→ **AIM**: Print the entries below word for word; the pictures stay out of your copy.

Extracted data entries:
-----
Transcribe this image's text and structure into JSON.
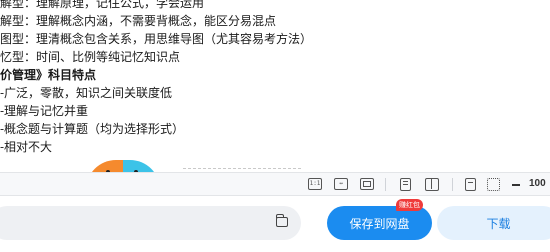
{
  "document": {
    "lines": [
      "解型：理解原理，记住公式，学会运用",
      "解型：理解概念内涵，不需要背概念，能区分易混点",
      "图型：理清概念包含关系，用思维导图（尤其容易考方法）",
      "忆型：时间、比例等纯记忆知识点",
      "价管理》科目特点",
      "-广泛，零散，知识之间关联度低",
      "-理解与记忆并重",
      "-概念题与计算题（均为选择形式）",
      "-相对不大"
    ]
  },
  "toolbar": {
    "icons": [
      "actual-size-icon",
      "fit-width-icon",
      "fit-page-icon",
      "single-page-icon",
      "two-page-icon",
      "rotate-icon",
      "crop-icon"
    ],
    "actual_size_glyph": "1:1",
    "fit_width_glyph": "↔",
    "zoom_value": "100"
  },
  "footer": {
    "save_button_label": "保存到网盘",
    "badge_label": "赚红包",
    "download_button_label": "下载"
  },
  "colors": {
    "save_button": "#1b8cf0",
    "badge": "#ef3b3b",
    "download_button_bg": "#e4f1fd",
    "download_button_text": "#1b7fe0"
  }
}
-----
→ **EXERCISE RESULT**:
Transcribe this image's text and structure into JSON.
{
  "document": {
    "lines": [
      "解型：理解原理，记住公式，学会运用",
      "解型：理解概念内涵，不需要背概念，能区分易混点",
      "图型：理清概念包含关系，用思维导图（尤其容易考方法）",
      "忆型：时间、比例等纯记忆知识点",
      "价管理》科目特点",
      "-广泛，零散，知识之间关联度低",
      "-理解与记忆并重",
      "-概念题与计算题（均为选择形式）",
      "-相对不大"
    ]
  },
  "toolbar": {
    "icons": [
      "actual-size-icon",
      "fit-width-icon",
      "fit-page-icon",
      "single-page-icon",
      "two-page-icon",
      "rotate-icon",
      "crop-icon"
    ],
    "actual_size_glyph": "1:1",
    "fit_width_glyph": "↔",
    "zoom_value": "100"
  },
  "footer": {
    "save_button_label": "保存到网盘",
    "badge_label": "赚红包",
    "download_button_label": "下载"
  },
  "colors": {
    "save_button": "#1b8cf0",
    "badge": "#ef3b3b",
    "download_button_bg": "#e4f1fd",
    "download_button_text": "#1b7fe0"
  }
}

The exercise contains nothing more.